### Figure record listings
-*-*-
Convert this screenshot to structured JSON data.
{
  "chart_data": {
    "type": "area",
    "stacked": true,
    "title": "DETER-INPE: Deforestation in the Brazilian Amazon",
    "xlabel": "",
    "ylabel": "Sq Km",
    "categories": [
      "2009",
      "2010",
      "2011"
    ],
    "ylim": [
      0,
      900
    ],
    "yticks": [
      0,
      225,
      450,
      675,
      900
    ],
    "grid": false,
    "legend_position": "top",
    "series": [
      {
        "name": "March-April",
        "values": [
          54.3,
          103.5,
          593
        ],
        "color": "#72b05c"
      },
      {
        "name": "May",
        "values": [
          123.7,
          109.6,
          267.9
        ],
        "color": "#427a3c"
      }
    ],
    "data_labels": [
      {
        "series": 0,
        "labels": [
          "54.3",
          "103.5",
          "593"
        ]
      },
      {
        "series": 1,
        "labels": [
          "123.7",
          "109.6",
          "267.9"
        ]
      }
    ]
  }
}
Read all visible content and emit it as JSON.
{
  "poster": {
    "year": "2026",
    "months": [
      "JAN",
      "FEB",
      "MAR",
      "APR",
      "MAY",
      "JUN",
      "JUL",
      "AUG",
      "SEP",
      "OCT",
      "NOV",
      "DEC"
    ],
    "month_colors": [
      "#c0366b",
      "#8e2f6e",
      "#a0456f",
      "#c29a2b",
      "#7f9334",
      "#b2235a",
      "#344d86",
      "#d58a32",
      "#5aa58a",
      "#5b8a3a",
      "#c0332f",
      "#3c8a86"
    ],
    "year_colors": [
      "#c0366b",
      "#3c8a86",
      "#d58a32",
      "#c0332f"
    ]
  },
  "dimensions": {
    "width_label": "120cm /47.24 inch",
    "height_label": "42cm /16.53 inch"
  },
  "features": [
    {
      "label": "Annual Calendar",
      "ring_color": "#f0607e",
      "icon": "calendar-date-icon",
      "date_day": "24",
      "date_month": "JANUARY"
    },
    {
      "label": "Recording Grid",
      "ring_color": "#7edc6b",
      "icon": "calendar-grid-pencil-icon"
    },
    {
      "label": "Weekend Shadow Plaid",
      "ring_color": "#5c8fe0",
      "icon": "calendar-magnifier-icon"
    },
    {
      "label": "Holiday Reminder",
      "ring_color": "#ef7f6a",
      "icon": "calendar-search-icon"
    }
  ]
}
-*-*-
### Goal of the exercise
Go through the material above and count the lines that contain "inch"; give that number alone.

### Expected output
2